* WHAT YOU NEED TO DO:
Could you quote, exactly as they stand, the lines running from the one with "Give me the" to the final line of the material?

* DATASET EXCERPTS:
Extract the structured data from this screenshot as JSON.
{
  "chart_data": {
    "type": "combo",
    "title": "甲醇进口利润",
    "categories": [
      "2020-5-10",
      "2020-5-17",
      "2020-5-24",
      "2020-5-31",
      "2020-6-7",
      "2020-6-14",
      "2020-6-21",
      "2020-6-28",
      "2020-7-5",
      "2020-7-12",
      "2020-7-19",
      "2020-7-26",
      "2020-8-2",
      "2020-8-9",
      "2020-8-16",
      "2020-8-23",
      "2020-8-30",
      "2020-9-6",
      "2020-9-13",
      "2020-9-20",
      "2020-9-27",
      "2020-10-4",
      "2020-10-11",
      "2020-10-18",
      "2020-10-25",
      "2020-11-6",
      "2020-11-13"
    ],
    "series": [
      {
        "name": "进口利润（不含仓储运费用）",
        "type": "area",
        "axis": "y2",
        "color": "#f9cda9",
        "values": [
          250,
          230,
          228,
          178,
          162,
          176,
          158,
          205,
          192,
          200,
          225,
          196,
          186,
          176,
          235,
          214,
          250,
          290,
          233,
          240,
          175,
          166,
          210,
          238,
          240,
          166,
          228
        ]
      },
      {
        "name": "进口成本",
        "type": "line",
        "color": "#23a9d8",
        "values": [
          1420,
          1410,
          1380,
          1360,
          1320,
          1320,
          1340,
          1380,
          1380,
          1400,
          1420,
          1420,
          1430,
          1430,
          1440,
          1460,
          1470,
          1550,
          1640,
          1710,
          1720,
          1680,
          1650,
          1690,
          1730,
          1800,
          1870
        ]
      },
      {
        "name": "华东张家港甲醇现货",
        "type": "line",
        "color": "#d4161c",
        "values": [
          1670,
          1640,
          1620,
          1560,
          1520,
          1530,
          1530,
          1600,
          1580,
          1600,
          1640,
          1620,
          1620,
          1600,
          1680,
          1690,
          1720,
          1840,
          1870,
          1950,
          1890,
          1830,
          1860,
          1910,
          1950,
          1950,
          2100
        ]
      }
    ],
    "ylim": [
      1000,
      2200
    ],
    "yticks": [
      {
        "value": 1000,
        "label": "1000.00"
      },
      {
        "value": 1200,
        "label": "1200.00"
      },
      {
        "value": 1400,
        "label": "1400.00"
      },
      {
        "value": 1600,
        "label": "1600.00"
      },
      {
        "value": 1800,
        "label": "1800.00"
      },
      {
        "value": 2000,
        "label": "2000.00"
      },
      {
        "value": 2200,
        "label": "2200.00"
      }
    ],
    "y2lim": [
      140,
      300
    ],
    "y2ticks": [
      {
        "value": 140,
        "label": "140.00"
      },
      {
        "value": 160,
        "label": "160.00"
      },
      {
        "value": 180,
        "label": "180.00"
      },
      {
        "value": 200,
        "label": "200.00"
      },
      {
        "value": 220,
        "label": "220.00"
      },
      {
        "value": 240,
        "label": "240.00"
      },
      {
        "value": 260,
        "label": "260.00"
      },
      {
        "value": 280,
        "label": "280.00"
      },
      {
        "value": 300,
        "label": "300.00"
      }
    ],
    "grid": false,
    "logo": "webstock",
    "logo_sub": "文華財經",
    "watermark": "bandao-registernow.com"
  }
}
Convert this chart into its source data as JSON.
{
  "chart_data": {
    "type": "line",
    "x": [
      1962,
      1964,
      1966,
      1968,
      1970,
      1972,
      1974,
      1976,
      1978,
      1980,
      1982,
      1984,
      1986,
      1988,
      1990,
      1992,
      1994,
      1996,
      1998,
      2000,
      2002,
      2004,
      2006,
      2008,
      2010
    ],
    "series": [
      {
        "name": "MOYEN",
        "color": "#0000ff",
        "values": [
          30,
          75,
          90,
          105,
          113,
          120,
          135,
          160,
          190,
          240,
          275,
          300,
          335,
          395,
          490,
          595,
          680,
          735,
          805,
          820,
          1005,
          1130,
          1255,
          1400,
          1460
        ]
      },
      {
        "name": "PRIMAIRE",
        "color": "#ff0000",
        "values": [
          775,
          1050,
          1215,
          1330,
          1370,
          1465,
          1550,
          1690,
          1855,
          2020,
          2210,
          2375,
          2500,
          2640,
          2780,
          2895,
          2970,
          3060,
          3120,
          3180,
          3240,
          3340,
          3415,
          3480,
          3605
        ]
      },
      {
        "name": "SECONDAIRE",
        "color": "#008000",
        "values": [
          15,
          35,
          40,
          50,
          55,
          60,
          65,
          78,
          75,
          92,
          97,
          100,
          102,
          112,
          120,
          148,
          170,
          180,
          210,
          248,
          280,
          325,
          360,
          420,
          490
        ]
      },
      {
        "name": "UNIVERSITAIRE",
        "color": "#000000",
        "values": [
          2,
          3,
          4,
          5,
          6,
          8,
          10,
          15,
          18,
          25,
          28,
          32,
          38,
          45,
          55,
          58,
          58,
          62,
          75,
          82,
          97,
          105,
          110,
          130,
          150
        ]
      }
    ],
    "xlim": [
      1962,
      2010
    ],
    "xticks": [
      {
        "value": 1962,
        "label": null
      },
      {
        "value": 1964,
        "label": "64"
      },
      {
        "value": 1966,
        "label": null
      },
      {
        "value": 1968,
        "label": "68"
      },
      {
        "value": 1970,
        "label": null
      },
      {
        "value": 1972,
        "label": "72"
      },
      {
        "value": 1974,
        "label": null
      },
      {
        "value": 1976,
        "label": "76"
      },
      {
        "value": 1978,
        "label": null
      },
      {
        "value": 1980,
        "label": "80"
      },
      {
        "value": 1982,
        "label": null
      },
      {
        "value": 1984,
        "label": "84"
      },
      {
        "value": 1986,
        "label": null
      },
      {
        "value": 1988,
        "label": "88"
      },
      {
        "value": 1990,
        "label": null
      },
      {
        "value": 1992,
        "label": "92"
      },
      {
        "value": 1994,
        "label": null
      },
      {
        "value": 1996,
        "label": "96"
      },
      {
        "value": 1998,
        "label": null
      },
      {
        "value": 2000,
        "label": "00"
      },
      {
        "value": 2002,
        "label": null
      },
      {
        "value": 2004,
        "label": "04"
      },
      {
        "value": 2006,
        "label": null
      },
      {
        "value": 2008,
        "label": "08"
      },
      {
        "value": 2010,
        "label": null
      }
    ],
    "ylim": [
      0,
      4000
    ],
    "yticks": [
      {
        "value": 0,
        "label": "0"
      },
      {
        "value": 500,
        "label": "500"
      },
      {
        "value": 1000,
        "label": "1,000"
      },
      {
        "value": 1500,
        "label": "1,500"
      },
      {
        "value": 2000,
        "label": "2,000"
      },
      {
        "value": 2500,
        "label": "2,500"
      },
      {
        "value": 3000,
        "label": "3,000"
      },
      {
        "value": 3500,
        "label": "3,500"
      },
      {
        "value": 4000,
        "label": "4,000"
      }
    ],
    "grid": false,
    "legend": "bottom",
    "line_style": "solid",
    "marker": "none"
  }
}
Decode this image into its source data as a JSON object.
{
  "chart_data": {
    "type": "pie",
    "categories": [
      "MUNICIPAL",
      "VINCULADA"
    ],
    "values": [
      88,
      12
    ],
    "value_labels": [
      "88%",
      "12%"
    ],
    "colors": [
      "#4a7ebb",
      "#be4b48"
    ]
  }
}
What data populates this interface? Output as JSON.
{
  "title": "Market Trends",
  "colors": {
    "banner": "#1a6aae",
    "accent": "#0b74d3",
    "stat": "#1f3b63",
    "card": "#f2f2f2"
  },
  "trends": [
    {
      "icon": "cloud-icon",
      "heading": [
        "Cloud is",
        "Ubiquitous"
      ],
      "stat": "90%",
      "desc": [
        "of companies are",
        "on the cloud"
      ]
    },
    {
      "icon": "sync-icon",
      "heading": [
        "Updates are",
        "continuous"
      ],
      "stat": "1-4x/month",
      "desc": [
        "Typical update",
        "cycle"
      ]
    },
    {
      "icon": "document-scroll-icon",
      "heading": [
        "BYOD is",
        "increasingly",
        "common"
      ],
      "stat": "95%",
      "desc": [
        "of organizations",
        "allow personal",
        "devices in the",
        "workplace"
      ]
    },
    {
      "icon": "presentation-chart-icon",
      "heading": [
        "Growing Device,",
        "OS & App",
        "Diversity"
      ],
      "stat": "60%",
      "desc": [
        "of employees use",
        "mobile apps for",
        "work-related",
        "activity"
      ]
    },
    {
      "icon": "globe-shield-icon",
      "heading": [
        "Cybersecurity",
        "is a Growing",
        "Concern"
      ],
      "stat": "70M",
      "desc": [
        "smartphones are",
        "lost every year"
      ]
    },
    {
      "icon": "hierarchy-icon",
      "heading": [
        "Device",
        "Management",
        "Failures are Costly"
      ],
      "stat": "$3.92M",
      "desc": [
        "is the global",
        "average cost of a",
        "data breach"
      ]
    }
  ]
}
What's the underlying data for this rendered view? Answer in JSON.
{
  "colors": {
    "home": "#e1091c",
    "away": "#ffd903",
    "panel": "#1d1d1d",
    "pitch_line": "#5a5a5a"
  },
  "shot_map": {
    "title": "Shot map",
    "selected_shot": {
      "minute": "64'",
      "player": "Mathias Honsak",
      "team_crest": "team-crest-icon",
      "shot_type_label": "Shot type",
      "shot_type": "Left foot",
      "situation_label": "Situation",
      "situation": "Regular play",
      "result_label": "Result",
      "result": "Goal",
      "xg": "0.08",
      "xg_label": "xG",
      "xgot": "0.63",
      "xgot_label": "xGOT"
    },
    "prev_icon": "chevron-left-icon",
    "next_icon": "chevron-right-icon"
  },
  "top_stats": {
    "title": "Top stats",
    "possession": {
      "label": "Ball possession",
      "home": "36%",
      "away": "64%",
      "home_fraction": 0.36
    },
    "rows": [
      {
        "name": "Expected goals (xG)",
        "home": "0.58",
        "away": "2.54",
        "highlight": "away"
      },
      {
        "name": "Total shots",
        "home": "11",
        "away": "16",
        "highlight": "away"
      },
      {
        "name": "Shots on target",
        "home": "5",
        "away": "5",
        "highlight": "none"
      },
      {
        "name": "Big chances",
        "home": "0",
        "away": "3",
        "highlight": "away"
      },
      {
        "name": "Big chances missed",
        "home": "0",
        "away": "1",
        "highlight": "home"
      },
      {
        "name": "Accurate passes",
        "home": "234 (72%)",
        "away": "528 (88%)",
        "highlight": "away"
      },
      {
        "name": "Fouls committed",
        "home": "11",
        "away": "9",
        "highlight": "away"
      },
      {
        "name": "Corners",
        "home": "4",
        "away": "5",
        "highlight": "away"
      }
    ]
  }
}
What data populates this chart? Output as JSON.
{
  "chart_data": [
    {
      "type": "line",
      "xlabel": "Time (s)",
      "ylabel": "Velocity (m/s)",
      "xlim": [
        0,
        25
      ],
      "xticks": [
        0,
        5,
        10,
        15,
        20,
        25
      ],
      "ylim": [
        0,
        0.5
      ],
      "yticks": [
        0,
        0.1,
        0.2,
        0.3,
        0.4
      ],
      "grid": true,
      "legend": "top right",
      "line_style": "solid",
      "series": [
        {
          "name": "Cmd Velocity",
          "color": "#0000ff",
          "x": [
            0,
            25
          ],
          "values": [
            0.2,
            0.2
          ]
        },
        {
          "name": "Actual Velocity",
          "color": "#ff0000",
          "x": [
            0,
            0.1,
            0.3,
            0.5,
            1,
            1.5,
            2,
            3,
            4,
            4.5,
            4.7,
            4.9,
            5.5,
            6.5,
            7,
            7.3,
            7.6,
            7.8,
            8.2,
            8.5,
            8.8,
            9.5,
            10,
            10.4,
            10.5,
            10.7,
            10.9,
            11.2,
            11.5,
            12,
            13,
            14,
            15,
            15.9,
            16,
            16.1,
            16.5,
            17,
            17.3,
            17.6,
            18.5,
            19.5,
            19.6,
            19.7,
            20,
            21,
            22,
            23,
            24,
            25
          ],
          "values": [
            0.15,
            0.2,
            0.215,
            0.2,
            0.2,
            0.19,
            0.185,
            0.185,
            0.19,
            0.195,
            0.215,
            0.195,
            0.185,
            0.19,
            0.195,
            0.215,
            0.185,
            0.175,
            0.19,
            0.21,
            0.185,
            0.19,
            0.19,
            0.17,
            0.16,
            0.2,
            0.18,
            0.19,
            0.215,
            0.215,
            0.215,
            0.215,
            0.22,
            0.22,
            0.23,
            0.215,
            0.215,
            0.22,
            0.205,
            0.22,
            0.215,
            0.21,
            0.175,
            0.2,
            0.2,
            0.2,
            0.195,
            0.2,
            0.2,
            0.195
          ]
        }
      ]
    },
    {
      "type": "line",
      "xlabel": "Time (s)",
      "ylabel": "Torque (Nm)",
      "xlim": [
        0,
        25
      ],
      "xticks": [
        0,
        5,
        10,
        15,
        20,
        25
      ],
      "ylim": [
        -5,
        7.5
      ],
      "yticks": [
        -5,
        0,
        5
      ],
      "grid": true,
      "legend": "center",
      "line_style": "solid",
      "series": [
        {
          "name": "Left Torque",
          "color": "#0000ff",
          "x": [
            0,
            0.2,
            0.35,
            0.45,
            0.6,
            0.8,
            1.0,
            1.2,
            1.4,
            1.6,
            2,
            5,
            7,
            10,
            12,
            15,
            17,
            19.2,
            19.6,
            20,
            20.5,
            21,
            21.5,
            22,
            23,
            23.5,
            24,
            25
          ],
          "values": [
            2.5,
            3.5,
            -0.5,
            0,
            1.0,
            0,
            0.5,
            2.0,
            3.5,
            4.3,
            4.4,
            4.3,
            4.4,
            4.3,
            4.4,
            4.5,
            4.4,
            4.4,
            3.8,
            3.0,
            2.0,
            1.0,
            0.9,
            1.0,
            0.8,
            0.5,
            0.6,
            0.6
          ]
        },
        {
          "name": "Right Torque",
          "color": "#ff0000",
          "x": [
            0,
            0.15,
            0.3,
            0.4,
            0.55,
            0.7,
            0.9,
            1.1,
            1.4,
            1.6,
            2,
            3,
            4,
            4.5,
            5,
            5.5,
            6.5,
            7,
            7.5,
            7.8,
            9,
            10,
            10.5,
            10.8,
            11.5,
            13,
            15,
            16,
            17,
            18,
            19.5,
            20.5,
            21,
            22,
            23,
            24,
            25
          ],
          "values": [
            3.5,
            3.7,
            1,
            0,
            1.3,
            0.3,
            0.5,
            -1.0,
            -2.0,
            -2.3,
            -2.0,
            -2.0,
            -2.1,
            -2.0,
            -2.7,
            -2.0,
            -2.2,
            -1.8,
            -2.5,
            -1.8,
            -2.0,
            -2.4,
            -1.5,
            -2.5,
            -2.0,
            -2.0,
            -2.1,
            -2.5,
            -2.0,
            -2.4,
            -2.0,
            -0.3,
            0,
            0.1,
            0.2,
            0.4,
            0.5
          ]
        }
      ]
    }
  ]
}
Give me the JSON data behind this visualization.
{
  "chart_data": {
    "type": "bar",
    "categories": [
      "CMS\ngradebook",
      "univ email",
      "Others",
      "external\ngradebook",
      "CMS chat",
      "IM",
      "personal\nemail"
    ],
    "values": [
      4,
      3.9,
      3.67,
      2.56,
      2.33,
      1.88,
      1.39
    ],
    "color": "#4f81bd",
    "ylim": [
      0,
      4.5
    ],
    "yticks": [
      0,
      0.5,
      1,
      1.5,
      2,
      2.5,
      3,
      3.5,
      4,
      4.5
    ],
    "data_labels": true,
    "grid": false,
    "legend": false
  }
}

* SOLUTION FOR THIS EXERCISE:
Give me the JSON data behind this visualization.
{
  "chart_data": {
    "type": "bar",
    "categories": [
      "CMS\ngradebook",
      "univ email",
      "Others",
      "external\ngradebook",
      "CMS chat",
      "IM",
      "personal\nemail"
    ],
    "values": [
      4,
      3.9,
      3.67,
      2.56,
      2.33,
      1.88,
      1.39
    ],
    "color": "#4f81bd",
    "ylim": [
      0,
      4.5
    ],
    "yticks": [
      0,
      0.5,
      1,
      1.5,
      2,
      2.5,
      3,
      3.5,
      4,
      4.5
    ],
    "data_labels": true,
    "grid": false,
    "legend": false
  }
}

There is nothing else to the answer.